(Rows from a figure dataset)
━━━━━━━━━━━━━━━━━━━━
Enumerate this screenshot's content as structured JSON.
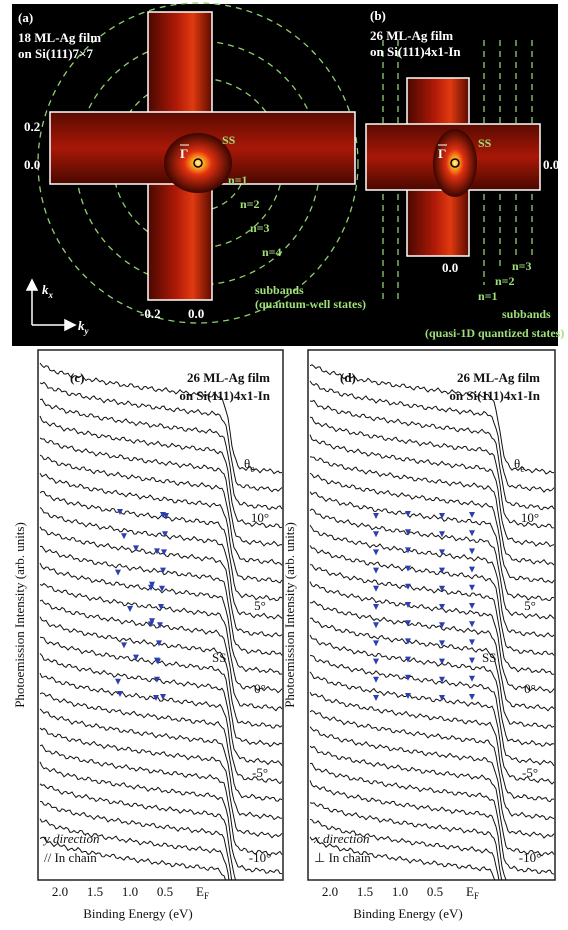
{
  "panel_a": {
    "label": "(a)",
    "title": [
      "18 ML-Ag film",
      "on Si(111)7×7"
    ],
    "y_ticks": [
      "0.2",
      "0.0"
    ],
    "x_ticks": [
      "-0.2",
      "0.0"
    ],
    "gamma": "Γ",
    "ss": "SS",
    "n_labels": [
      "n=1",
      "n=2",
      "n=3",
      "n=4"
    ],
    "subbands": "subbands",
    "note": "(quantum-well states)",
    "axis_x": {
      "main": "k",
      "sub": "x"
    },
    "axis_y": {
      "main": "k",
      "sub": "y"
    }
  },
  "panel_b": {
    "label": "(b)",
    "title": [
      "26 ML-Ag film",
      "on Si(111)4x1-In"
    ],
    "y_tick": "0.0",
    "x_tick": "0.0",
    "gamma": "Γ",
    "ss": "SS",
    "n_labels": [
      "n=1",
      "n=2",
      "n=3"
    ],
    "subbands": "subbands",
    "note": "(quasi-1D quantized states)"
  },
  "panel_c": {
    "label": "(c)",
    "title": [
      "26 ML-Ag film",
      "on Si(111)4x1-In"
    ],
    "theta": {
      "main": "θ",
      "sub": "e"
    },
    "angles": [
      "10°",
      "5°",
      "0°",
      "-5°",
      "-10°"
    ],
    "ss": "SS",
    "direction": "y direction",
    "chain": "// In chain",
    "x_ticks": [
      "2.0",
      "1.5",
      "1.0",
      "0.5"
    ],
    "ef": {
      "main": "E",
      "sub": "F"
    },
    "x_label": "Binding Energy (eV)",
    "y_label": "Photoemission Intensity (arb. units)"
  },
  "panel_d": {
    "label": "(d)",
    "title": [
      "26 ML-Ag film",
      "on Si(111)4x1-In"
    ],
    "theta": {
      "main": "θ",
      "sub": "e"
    },
    "angles": [
      "10°",
      "5°",
      "0°",
      "-5°",
      "-10°"
    ],
    "ss": "SS",
    "direction": "x direction",
    "chain": "⊥ In chain",
    "x_ticks": [
      "2.0",
      "1.5",
      "1.0",
      "0.5"
    ],
    "ef": {
      "main": "E",
      "sub": "F"
    },
    "x_label": "Binding Energy (eV)",
    "y_label": "Photoemission Intensity (arb. units)"
  }
}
━━━━━━━━━━━━━━━━━━━━
** YOUR GOAL **
Leave the pictures out, and print every line of the listing exactly as written.

** RIGHT ANSWER **
Enumerate this screenshot's content as structured JSON.
{
  "panel_a": {
    "label": "(a)",
    "title": [
      "18 ML-Ag film",
      "on Si(111)7×7"
    ],
    "y_ticks": [
      "0.2",
      "0.0"
    ],
    "x_ticks": [
      "-0.2",
      "0.0"
    ],
    "gamma": "Γ",
    "ss": "SS",
    "n_labels": [
      "n=1",
      "n=2",
      "n=3",
      "n=4"
    ],
    "subbands": "subbands",
    "note": "(quantum-well states)",
    "axis_x": {
      "main": "k",
      "sub": "x"
    },
    "axis_y": {
      "main": "k",
      "sub": "y"
    }
  },
  "panel_b": {
    "label": "(b)",
    "title": [
      "26 ML-Ag film",
      "on Si(111)4x1-In"
    ],
    "y_tick": "0.0",
    "x_tick": "0.0",
    "gamma": "Γ",
    "ss": "SS",
    "n_labels": [
      "n=1",
      "n=2",
      "n=3"
    ],
    "subbands": "subbands",
    "note": "(quasi-1D quantized states)"
  },
  "panel_c": {
    "label": "(c)",
    "title": [
      "26 ML-Ag film",
      "on Si(111)4x1-In"
    ],
    "theta": {
      "main": "θ",
      "sub": "e"
    },
    "angles": [
      "10°",
      "5°",
      "0°",
      "-5°",
      "-10°"
    ],
    "ss": "SS",
    "direction": "y direction",
    "chain": "// In chain",
    "x_ticks": [
      "2.0",
      "1.5",
      "1.0",
      "0.5"
    ],
    "ef": {
      "main": "E",
      "sub": "F"
    },
    "x_label": "Binding Energy (eV)",
    "y_label": "Photoemission Intensity (arb. units)"
  },
  "panel_d": {
    "label": "(d)",
    "title": [
      "26 ML-Ag film",
      "on Si(111)4x1-In"
    ],
    "theta": {
      "main": "θ",
      "sub": "e"
    },
    "angles": [
      "10°",
      "5°",
      "0°",
      "-5°",
      "-10°"
    ],
    "ss": "SS",
    "direction": "x direction",
    "chain": "⊥ In chain",
    "x_ticks": [
      "2.0",
      "1.5",
      "1.0",
      "0.5"
    ],
    "ef": {
      "main": "E",
      "sub": "F"
    },
    "x_label": "Binding Energy (eV)",
    "y_label": "Photoemission Intensity (arb. units)"
  }
}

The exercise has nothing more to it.